● **SUPPLIED TEXT**:
◇ ◇ ◇ ◇ ◇

- Directed by: Ved Rahi
- Written by: Ved Rahi
- Produced by: Sudhir Phadke
- Starring: Shailendra Gaur; Pankaj Berry; Tom Alter; Hemant Birje; Rohitash Gaud;
- Cinematography: Sameer Athalye
- Music by: Sudhir Phadke
- Production company: Savarkar Darshan Prathisthan
- Release date: 16 November 2001;
- Running time: 165 minutes
- Country: India
- Language: Hindi

= Veer Savarkar (film) =

Veer Savarkar is a 2001 Indian Hindi-language biopic film based on the life of Vinayak Damodar Savarkar. This version was released on DVD format. This film was produced by Savarkar Darshan Prathisthan, with the help of Sudhir Phadke. It was premiered on 16 November 2001, in Mumbai, New Delhi, Nagpur and six other Indian cities. On 28 May 2012 its Gujarati language version was released by then Chief Minister of Gujarat, Narendra Modi.

◇ ◇ ◇ ◇ ◇

● **EXTRACTED INFORMATION**:
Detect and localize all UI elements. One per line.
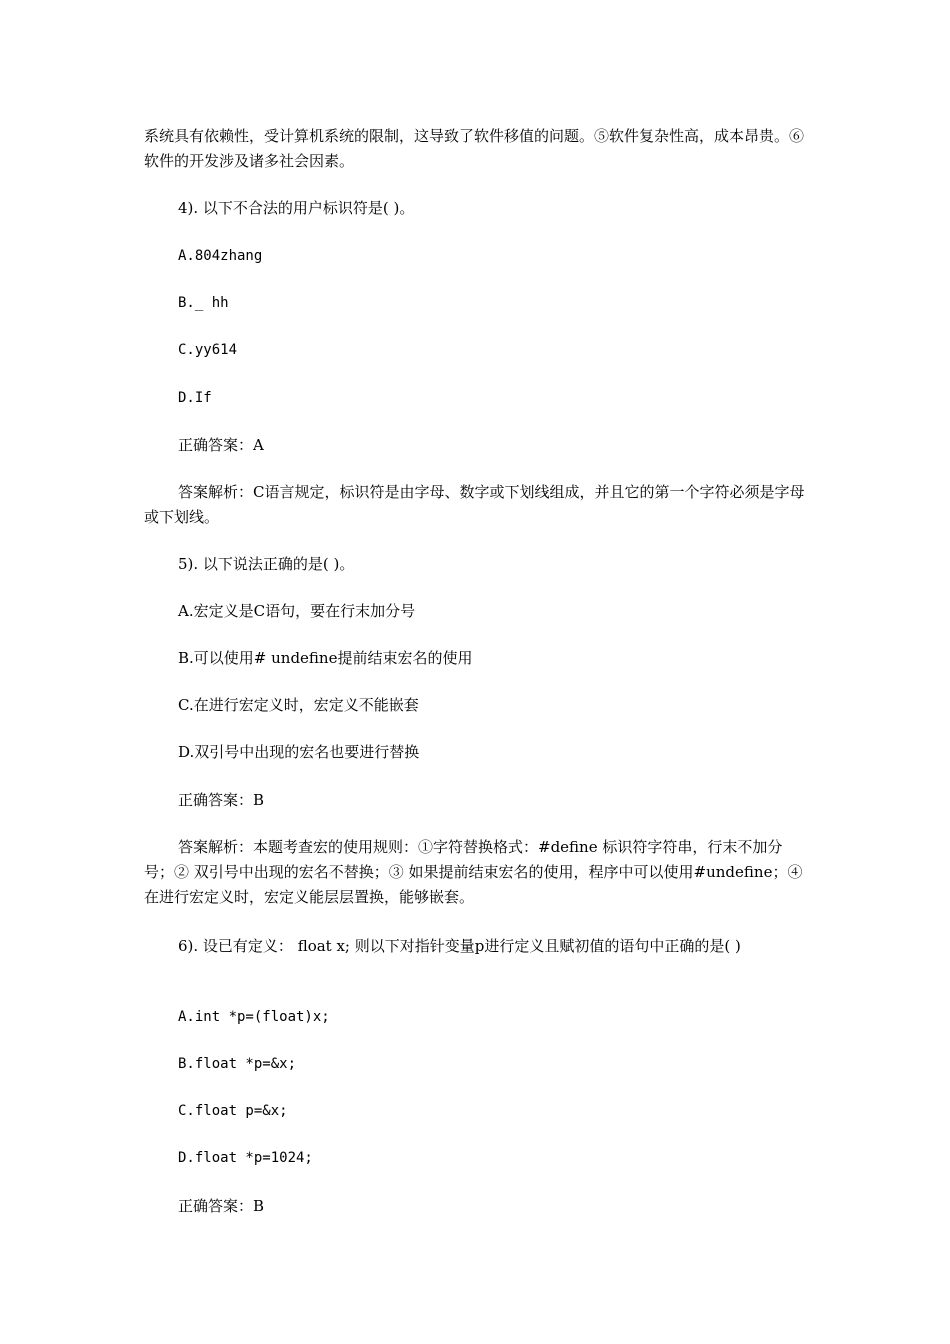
question-6-option-d: D.float *p=1024;: [178, 1150, 313, 1166]
question-4-option-b: B._ hh: [178, 295, 229, 311]
question-4-option-c: C.yy614: [178, 342, 238, 358]
question-5-option-d: D.双引号中出现的宏名也要进行替换: [178, 743, 420, 761]
question-5-answer: 正确答案：B: [178, 791, 265, 809]
question-4-analysis: 答案解析：C语言规定，标识符是由字母、数字或下划线组成，并且它的第一个字符必须是字母或下划线。: [144, 483, 805, 526]
question-6-option-a: A.int *p=(float)x;: [178, 1009, 330, 1025]
question-5-option-c: C.在进行宏定义时，宏定义不能嵌套: [178, 696, 419, 714]
question-4-option-a: A.804zhang: [178, 248, 263, 264]
question-4-option-d: D.If: [178, 390, 212, 406]
question-6-stem: 6). 设已有定义： float x; 则以下对指针变量p进行定义且赋初值的语句中正确的是( ): [178, 937, 741, 955]
question-5-analysis: 答案解析：本题考查宏的使用规则：①字符替换格式：#define 标识符字符串，行末不加分号；② 双引号中出现的宏名不替换；③ 如果提前结束宏名的使用，程序中可以使用#undefine；④ 在进行宏定义时，宏定义能层层置换，能够嵌套。: [144, 838, 803, 906]
question-5-option-a: A.宏定义是C语句，要在行末加分号: [178, 602, 416, 620]
question-5-option-b: B.可以使用# undefine提前结束宏名的使用: [178, 649, 473, 667]
intro-paragraph: 系统具有依赖性，受计算机系统的限制，这导致了软件移值的问题。⑤软件复杂性高，成本昂贵。⑥软件的开发涉及诸多社会因素。: [144, 127, 805, 170]
question-4-stem: 4). 以下不合法的用户标识符是( )。: [178, 199, 415, 217]
question-6-option-b: B.float *p=&x;: [178, 1056, 297, 1072]
question-6-answer: 正确答案：B: [178, 1197, 265, 1215]
question-4-answer: 正确答案：A: [178, 436, 264, 454]
question-6-option-c: C.float p=&x;: [178, 1103, 288, 1119]
question-5-stem: 5). 以下说法正确的是( )。: [178, 555, 355, 573]
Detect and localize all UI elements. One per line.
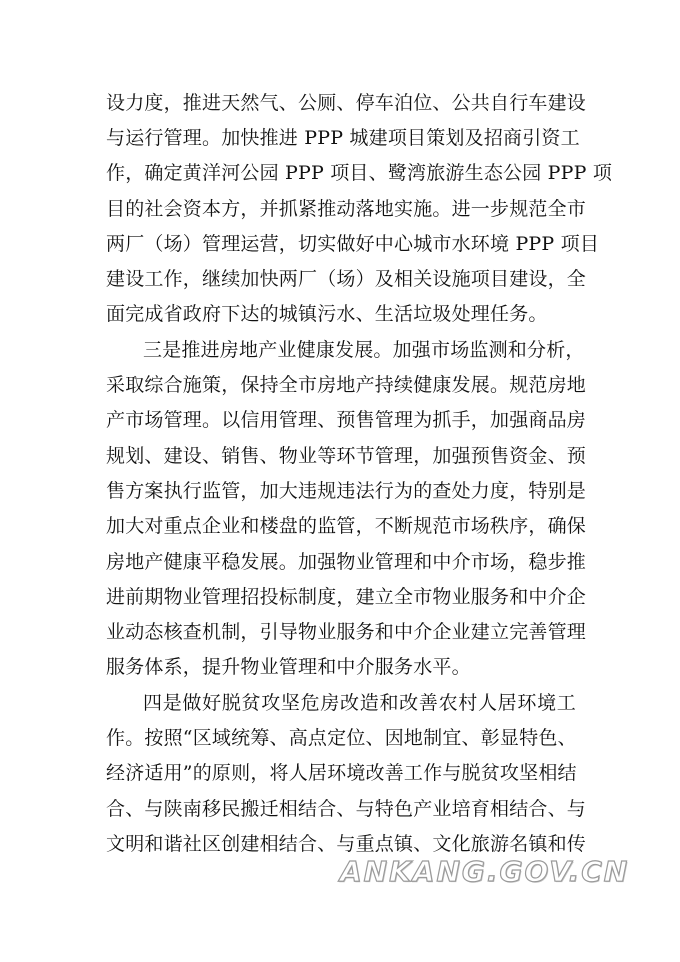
text-line: 房地产健康平稳发展。加强物业管理和中介市场，稳步推 xyxy=(106,551,587,573)
paragraph-first-line: 三是推进房地产业健康发展。加强市场监测和分析， xyxy=(143,339,585,361)
watermark-logo: ANKANG.GOV.CN xyxy=(340,855,630,888)
text-line: 产市场管理。以信用管理、预售管理为抓手，加强商品房 xyxy=(106,409,587,431)
text-line: 与运行管理。加快推进 PPP 城建项目策划及招商引资工 xyxy=(106,127,580,149)
text-line: 加大对重点企业和楼盘的监管，不断规范市场秩序，确保 xyxy=(106,515,587,537)
text-line: 作，确定黄洋河公园 PPP 项目、鹭湾旅游生态公园 PPP 项 xyxy=(106,162,613,184)
text-line: 规划、建设、销售、物业等环节管理，加强预售资金、预 xyxy=(106,445,587,467)
text-line: 采取综合施策，保持全市房地产持续健康发展。规范房地 xyxy=(106,374,587,396)
paragraph-first-line: 四是做好脱贫攻坚危房改造和改善农村人居环境工 xyxy=(143,692,576,714)
text-line: 两厂（场）管理运营，切实做好中心城市水环境 PPP 项目 xyxy=(106,233,600,255)
text-line: 目的社会资本方，并抓紧推动落地实施。进一步规范全市 xyxy=(106,198,587,220)
text-line: 经济适用”的原则，将人居环境改善工作与脱贫攻坚相结 xyxy=(106,762,577,784)
text-line: 面完成省政府下达的城镇污水、生活垃圾处理任务。 xyxy=(106,303,548,325)
text-line: 业动态核查机制，引导物业服务和中介企业建立完善管理 xyxy=(106,621,587,643)
text-line: 售方案执行监管，加大违规违法行为的查处力度，特别是 xyxy=(106,480,587,502)
text-line: 作。按照“区域统筹、高点定位、因地制宜、彰显特色、 xyxy=(106,727,577,749)
text-line: 服务体系，提升物业管理和中介服务水平。 xyxy=(106,656,471,678)
text-line: 进前期物业管理招投标制度，建立全市物业服务和中介企 xyxy=(106,586,587,608)
text-line: 合、与陕南移民搬迁相结合、与特色产业培育相结合、与 xyxy=(106,798,587,820)
text-line: 文明和谐社区创建相结合、与重点镇、文化旅游名镇和传 xyxy=(106,833,587,855)
text-line: 设力度，推进天然气、公厕、停车泊位、公共自行车建设 xyxy=(106,92,587,114)
text-line: 建设工作，继续加快两厂（场）及相关设施项目建设，全 xyxy=(106,268,587,290)
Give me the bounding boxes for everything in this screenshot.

◇ ◇ ◇ ◇ ◇

● **COMPLETE THE FOLLOWING**:
(a) Duplicate the stretch of the film article from "Veer Savarkar is" through "Gujarat, Narendra Modi.".
(b) Please express the stretch of the rows from the line that contains "text-line: 房地产健康平稳发展。加强物业管理和中介市场，稳步推 xyxy=(106,551,587,573)" through the line that contains "text-line: 规划、建设、销售、物业等环节管理，加强预售资金、预 xyxy=(106,445,587,467)" as a JSON list of strings, one string per line, with blank lines left out.
The film article and the rows have no connection to each other.

● **REPLIES**:
(a)
Veer Savarkar is a 2001 Indian Hindi-language biopic film based on the life of Vinayak Damodar Savarkar. This version was released on DVD format. This film was produced by Savarkar Darshan Prathisthan, with the help of Sudhir Phadke. It was premiered on 16 November 2001, in Mumbai, New Delhi, Nagpur and six other Indian cities. On 28 May 2012 its Gujarati language version was released by then Chief Minister of Gujarat, Narendra Modi.

(b)
[
  "text-line: 房地产健康平稳发展。加强物业管理和中介市场，稳步推 xyxy=(106,551,587,573)",
  "paragraph-first-line: 三是推进房地产业健康发展。加强市场监测和分析， xyxy=(143,339,585,361)",
  "watermark-logo: ANKANG.GOV.CN xyxy=(340,855,630,888)",
  "text-line: 产市场管理。以信用管理、预售管理为抓手，加强商品房 xyxy=(106,409,587,431)",
  "text-line: 与运行管理。加快推进 PPP 城建项目策划及招商引资工 xyxy=(106,127,580,149)",
  "text-line: 加大对重点企业和楼盘的监管，不断规范市场秩序，确保 xyxy=(106,515,587,537)",
  "text-line: 作，确定黄洋河公园 PPP 项目、鹭湾旅游生态公园 PPP 项 xyxy=(106,162,613,184)",
  "text-line: 规划、建设、销售、物业等环节管理，加强预售资金、预 xyxy=(106,445,587,467)"
]